:: Data section

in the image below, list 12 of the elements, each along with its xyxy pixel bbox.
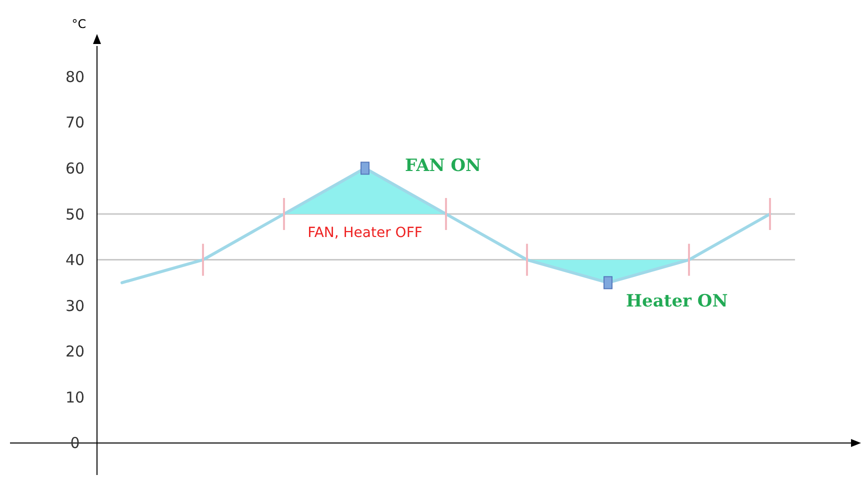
y-tick-label: 20 xyxy=(65,342,85,361)
y-tick-label: 70 xyxy=(65,114,85,132)
annotation: Heater ON xyxy=(626,292,728,312)
y-tick-label: 30 xyxy=(65,296,85,315)
annotation: FAN ON xyxy=(405,156,482,176)
y-tick-label: 50 xyxy=(65,205,85,224)
y-tick-label: 40 xyxy=(65,251,85,270)
y-tick-label: 10 xyxy=(65,388,85,406)
y-tick-label: 80 xyxy=(65,68,85,86)
y-axis-title: °C xyxy=(72,17,86,31)
annotation: FAN, Heater OFF xyxy=(308,224,422,241)
y-tick-label: 60 xyxy=(65,159,85,178)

::::

#### [Exercise]
Please copy the listing above line for line, without the picture.

#### [Answer to the task]
in the image below, list 12 of the elements, each along with its xyxy pixel bbox.
y-tick-label: 20 xyxy=(65,342,85,361)
y-tick-label: 70 xyxy=(65,114,85,132)
annotation: Heater ON xyxy=(626,292,728,312)
y-tick-label: 30 xyxy=(65,296,85,315)
annotation: FAN ON xyxy=(405,156,482,176)
y-tick-label: 50 xyxy=(65,205,85,224)
y-tick-label: 40 xyxy=(65,251,85,270)
y-tick-label: 10 xyxy=(65,388,85,406)
y-tick-label: 80 xyxy=(65,68,85,86)
y-axis-title: °C xyxy=(72,17,86,31)
annotation: FAN, Heater OFF xyxy=(308,224,422,241)
y-tick-label: 60 xyxy=(65,159,85,178)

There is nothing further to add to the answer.